• [What is asked]:
Print out the entries below with no edits.

(Stored items)
▬▬▬▬▬▬

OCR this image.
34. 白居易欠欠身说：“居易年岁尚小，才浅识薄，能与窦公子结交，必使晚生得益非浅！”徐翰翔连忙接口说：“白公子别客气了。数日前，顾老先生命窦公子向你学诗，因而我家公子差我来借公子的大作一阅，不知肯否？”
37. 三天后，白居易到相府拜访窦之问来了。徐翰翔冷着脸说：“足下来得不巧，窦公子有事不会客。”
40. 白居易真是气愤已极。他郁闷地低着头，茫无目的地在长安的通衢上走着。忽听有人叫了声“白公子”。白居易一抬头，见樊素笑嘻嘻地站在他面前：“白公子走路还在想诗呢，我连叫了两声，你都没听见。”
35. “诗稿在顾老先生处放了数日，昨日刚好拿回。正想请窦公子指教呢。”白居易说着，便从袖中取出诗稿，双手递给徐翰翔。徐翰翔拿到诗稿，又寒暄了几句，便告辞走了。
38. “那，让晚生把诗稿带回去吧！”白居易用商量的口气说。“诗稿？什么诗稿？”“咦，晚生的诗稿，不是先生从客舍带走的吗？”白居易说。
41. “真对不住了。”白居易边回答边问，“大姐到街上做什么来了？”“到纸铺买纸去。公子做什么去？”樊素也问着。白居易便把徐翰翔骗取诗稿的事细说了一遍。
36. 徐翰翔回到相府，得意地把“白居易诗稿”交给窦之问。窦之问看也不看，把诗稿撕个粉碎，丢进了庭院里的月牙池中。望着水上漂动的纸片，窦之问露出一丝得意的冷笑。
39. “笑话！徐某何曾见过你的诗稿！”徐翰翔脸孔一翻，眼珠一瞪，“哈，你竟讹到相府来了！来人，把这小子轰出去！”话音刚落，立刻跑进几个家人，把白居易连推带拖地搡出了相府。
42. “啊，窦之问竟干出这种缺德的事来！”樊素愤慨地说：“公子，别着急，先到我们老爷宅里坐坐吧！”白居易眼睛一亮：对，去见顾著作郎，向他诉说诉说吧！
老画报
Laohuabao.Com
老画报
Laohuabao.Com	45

▬▬▬▬▬▬

• [Written response]:
OCR this image.
34. 白居易欠欠身说：“居易年岁尚小，才浅识薄，能与窦公子结交，必使晚生得益非浅！”徐翰翔连忙接口说：“白公子别客气了。数日前，顾老先生命窦公子向你学诗，因而我家公子差我来借公子的大作一阅，不知肯否？”
37. 三天后，白居易到相府拜访窦之问来了。徐翰翔冷着脸说：“足下来得不巧，窦公子有事不会客。”
40. 白居易真是气愤已极。他郁闷地低着头，茫无目的地在长安的通衢上走着。忽听有人叫了声“白公子”。白居易一抬头，见樊素笑嘻嘻地站在他面前：“白公子走路还在想诗呢，我连叫了两声，你都没听见。”
35. “诗稿在顾老先生处放了数日，昨日刚好拿回。正想请窦公子指教呢。”白居易说着，便从袖中取出诗稿，双手递给徐翰翔。徐翰翔拿到诗稿，又寒暄了几句，便告辞走了。
38. “那，让晚生把诗稿带回去吧！”白居易用商量的口气说。“诗稿？什么诗稿？”“咦，晚生的诗稿，不是先生从客舍带走的吗？”白居易说。
41. “真对不住了。”白居易边回答边问，“大姐到街上做什么来了？”“到纸铺买纸去。公子做什么去？”樊素也问着。白居易便把徐翰翔骗取诗稿的事细说了一遍。
36. 徐翰翔回到相府，得意地把“白居易诗稿”交给窦之问。窦之问看也不看，把诗稿撕个粉碎，丢进了庭院里的月牙池中。望着水上漂动的纸片，窦之问露出一丝得意的冷笑。
39. “笑话！徐某何曾见过你的诗稿！”徐翰翔脸孔一翻，眼珠一瞪，“哈，你竟讹到相府来了！来人，把这小子轰出去！”话音刚落，立刻跑进几个家人，把白居易连推带拖地搡出了相府。
42. “啊，窦之问竟干出这种缺德的事来！”樊素愤慨地说：“公子，别着急，先到我们老爷宅里坐坐吧！”白居易眼睛一亮：对，去见顾著作郎，向他诉说诉说吧！
老画报
Laohuabao.Com
老画报
Laohuabao.Com	45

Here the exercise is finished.